In the entries below, find every line with "Learners" and copy it.

Dataset entries:
<<<<

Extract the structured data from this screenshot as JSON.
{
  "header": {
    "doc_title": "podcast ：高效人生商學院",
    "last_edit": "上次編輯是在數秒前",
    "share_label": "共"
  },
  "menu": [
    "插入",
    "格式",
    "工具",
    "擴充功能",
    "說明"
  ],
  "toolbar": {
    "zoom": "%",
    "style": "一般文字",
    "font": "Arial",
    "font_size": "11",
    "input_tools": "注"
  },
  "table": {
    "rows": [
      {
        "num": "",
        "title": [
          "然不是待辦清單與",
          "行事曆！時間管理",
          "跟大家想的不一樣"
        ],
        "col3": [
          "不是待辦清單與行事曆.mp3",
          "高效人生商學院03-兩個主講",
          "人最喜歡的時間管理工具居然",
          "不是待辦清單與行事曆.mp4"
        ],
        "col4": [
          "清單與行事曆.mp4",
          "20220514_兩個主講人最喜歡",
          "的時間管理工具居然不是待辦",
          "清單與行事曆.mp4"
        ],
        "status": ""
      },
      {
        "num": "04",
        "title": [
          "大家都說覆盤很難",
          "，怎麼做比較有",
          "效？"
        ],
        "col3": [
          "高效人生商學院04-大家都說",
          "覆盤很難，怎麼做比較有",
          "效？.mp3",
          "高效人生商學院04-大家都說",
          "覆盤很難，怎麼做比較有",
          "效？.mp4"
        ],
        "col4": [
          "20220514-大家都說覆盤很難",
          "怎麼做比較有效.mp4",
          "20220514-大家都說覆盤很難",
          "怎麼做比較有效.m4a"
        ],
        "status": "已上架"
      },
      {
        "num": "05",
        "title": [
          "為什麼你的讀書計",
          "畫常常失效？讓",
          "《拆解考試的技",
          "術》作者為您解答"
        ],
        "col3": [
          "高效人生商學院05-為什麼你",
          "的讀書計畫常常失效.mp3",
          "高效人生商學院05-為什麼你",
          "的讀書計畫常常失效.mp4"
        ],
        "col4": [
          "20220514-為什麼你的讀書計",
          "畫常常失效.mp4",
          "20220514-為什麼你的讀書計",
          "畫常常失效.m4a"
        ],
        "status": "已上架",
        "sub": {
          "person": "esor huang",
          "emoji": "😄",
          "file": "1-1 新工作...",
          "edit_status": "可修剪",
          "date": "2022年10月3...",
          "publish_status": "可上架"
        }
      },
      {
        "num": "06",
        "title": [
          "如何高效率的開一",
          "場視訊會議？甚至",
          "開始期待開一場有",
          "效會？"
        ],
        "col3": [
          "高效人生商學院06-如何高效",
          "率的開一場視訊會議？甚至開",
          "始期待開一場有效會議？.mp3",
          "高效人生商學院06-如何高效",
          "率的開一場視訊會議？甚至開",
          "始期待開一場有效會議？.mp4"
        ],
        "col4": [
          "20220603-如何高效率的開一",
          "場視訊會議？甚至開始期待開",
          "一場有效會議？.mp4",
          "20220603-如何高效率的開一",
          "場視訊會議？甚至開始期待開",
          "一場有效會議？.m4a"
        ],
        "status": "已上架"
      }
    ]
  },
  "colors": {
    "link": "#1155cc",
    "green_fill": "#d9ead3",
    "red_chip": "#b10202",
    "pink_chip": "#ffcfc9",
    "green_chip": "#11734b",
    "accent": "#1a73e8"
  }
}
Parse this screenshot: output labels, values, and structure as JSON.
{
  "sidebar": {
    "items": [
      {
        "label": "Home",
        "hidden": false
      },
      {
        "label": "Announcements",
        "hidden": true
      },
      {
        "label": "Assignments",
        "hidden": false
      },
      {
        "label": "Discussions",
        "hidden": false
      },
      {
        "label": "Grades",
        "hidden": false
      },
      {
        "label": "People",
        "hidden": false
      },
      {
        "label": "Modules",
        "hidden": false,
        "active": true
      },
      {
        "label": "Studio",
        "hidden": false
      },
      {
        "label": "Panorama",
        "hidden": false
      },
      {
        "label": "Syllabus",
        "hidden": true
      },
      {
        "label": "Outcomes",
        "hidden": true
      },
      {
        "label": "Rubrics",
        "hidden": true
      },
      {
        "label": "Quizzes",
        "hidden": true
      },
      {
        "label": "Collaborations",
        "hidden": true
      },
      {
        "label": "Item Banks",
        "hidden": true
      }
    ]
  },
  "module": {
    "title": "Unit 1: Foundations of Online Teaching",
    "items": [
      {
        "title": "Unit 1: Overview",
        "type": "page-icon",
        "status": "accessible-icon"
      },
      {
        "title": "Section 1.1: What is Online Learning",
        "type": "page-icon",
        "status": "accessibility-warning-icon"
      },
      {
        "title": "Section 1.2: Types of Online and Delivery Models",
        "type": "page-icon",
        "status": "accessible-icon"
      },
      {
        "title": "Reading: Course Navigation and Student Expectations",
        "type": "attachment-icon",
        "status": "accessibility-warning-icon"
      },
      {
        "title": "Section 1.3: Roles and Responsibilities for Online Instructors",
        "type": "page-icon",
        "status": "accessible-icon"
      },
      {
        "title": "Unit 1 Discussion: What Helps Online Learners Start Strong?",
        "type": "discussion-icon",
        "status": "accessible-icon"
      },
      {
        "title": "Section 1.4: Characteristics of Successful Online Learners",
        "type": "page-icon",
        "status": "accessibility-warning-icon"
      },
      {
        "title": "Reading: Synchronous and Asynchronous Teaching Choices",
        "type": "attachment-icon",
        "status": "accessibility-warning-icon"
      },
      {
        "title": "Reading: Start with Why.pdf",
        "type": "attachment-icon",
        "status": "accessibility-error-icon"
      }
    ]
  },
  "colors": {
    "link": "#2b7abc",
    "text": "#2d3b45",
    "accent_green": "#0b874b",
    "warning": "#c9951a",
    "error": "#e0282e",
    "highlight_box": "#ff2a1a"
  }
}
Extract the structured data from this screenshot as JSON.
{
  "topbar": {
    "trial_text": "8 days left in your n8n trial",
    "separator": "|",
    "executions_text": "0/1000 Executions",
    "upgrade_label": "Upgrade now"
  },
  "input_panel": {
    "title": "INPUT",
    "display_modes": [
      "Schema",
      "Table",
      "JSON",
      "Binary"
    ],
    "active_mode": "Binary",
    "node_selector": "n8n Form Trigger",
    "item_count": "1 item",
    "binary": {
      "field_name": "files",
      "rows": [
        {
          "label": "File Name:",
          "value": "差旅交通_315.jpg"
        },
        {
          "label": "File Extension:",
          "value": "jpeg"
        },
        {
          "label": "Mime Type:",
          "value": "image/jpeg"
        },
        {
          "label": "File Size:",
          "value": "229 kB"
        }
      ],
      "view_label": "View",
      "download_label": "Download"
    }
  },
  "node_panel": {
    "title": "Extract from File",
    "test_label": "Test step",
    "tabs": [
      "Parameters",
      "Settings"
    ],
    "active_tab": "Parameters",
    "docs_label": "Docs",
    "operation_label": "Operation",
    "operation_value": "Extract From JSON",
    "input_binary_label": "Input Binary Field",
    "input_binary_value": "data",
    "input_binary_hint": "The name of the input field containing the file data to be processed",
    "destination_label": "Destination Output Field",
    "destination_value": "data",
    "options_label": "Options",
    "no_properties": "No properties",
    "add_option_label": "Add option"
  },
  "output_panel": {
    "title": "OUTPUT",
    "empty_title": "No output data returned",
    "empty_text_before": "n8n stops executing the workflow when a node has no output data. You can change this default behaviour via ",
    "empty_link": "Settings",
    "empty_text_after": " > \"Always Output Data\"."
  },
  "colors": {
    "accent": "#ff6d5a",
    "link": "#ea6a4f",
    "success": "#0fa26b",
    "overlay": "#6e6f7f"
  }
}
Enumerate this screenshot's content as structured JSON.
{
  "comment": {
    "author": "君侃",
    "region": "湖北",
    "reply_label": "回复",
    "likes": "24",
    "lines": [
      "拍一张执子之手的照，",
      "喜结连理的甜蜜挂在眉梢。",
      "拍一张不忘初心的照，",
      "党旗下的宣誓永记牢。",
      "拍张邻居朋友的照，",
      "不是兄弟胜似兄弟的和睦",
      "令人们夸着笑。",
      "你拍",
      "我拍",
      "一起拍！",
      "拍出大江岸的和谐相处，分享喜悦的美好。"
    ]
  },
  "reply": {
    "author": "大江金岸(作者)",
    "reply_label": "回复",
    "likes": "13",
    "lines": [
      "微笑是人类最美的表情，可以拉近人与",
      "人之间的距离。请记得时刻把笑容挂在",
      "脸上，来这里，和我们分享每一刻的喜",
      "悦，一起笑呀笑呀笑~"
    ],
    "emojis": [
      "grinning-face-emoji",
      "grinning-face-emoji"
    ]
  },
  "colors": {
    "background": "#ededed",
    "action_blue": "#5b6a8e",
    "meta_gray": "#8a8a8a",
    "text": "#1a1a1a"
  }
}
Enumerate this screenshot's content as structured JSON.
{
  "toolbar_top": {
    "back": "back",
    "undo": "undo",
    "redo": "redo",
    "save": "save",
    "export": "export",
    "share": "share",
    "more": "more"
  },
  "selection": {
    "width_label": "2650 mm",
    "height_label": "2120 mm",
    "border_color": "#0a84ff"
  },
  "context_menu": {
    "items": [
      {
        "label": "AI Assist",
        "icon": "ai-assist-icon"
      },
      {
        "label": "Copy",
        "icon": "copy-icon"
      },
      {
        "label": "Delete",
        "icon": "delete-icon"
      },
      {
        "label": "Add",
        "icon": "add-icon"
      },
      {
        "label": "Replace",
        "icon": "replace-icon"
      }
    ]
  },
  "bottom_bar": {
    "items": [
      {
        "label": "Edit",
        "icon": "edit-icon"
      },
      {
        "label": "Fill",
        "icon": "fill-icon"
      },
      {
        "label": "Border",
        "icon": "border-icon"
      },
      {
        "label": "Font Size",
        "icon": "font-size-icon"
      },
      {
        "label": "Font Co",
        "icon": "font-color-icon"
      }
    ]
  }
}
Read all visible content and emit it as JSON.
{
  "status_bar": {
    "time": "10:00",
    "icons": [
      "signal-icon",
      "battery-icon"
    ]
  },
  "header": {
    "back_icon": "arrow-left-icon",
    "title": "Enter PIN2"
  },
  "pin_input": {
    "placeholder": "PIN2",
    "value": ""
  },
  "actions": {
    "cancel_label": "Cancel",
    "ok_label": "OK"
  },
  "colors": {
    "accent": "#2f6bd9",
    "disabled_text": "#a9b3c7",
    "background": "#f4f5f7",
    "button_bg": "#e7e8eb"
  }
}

>>>>

*Written response:*
        "title": "Unit 1 Discussion: What Helps Online Learners Start Strong?",
        "title": "Section 1.4: Characteristics of Successful Online Learners",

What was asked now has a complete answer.